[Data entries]
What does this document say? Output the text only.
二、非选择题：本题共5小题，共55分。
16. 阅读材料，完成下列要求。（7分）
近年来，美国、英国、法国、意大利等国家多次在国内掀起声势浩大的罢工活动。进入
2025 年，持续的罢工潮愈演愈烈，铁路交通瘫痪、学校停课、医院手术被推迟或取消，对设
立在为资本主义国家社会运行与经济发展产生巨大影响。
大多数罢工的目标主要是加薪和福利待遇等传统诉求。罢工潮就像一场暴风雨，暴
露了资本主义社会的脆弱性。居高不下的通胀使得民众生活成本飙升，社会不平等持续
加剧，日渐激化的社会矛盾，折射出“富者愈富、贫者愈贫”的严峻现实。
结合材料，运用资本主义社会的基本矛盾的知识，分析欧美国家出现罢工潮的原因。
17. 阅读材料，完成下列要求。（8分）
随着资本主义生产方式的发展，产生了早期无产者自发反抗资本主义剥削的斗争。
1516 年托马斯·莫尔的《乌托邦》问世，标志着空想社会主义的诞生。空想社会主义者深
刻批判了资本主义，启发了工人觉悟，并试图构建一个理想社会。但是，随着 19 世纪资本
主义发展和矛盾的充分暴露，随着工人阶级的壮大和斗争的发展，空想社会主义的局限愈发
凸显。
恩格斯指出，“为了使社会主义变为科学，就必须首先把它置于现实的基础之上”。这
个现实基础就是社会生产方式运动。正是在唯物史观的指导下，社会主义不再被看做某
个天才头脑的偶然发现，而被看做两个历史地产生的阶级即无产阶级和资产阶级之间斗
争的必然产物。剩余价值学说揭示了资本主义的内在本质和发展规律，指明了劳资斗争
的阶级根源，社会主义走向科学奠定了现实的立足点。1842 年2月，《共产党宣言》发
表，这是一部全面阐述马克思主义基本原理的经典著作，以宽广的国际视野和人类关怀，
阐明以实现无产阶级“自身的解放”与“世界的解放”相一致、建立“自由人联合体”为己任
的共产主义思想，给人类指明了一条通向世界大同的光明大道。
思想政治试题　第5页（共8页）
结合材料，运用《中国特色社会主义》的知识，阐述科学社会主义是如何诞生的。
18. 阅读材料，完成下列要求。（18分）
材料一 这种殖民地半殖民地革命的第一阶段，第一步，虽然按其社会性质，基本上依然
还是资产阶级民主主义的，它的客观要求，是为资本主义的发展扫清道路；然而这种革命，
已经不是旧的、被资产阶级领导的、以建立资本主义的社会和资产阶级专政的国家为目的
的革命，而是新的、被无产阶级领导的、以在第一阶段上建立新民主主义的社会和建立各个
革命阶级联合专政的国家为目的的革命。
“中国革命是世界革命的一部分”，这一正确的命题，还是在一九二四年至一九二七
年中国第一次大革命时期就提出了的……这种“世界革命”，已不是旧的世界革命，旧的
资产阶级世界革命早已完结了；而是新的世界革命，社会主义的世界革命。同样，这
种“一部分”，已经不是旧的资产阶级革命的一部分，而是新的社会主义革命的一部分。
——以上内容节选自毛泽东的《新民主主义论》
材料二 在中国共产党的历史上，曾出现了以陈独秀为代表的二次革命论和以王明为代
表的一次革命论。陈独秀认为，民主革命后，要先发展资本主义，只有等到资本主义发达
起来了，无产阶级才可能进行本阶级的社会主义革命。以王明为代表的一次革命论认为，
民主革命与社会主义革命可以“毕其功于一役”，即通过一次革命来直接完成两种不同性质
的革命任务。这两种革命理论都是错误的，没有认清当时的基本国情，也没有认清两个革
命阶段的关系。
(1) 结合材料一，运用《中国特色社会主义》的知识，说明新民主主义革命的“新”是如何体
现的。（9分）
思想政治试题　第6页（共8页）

◆ What you will do
In the listing, find each line with the string "中国特色社会主义" and copy it.

◆ Solution for this exercise
结合材料，运用《中国特色社会主义》的知识，阐述科学社会主义是如何诞生的。
(1) 结合材料一，运用《中国特色社会主义》的知识，说明新民主主义革命的“新”是如何体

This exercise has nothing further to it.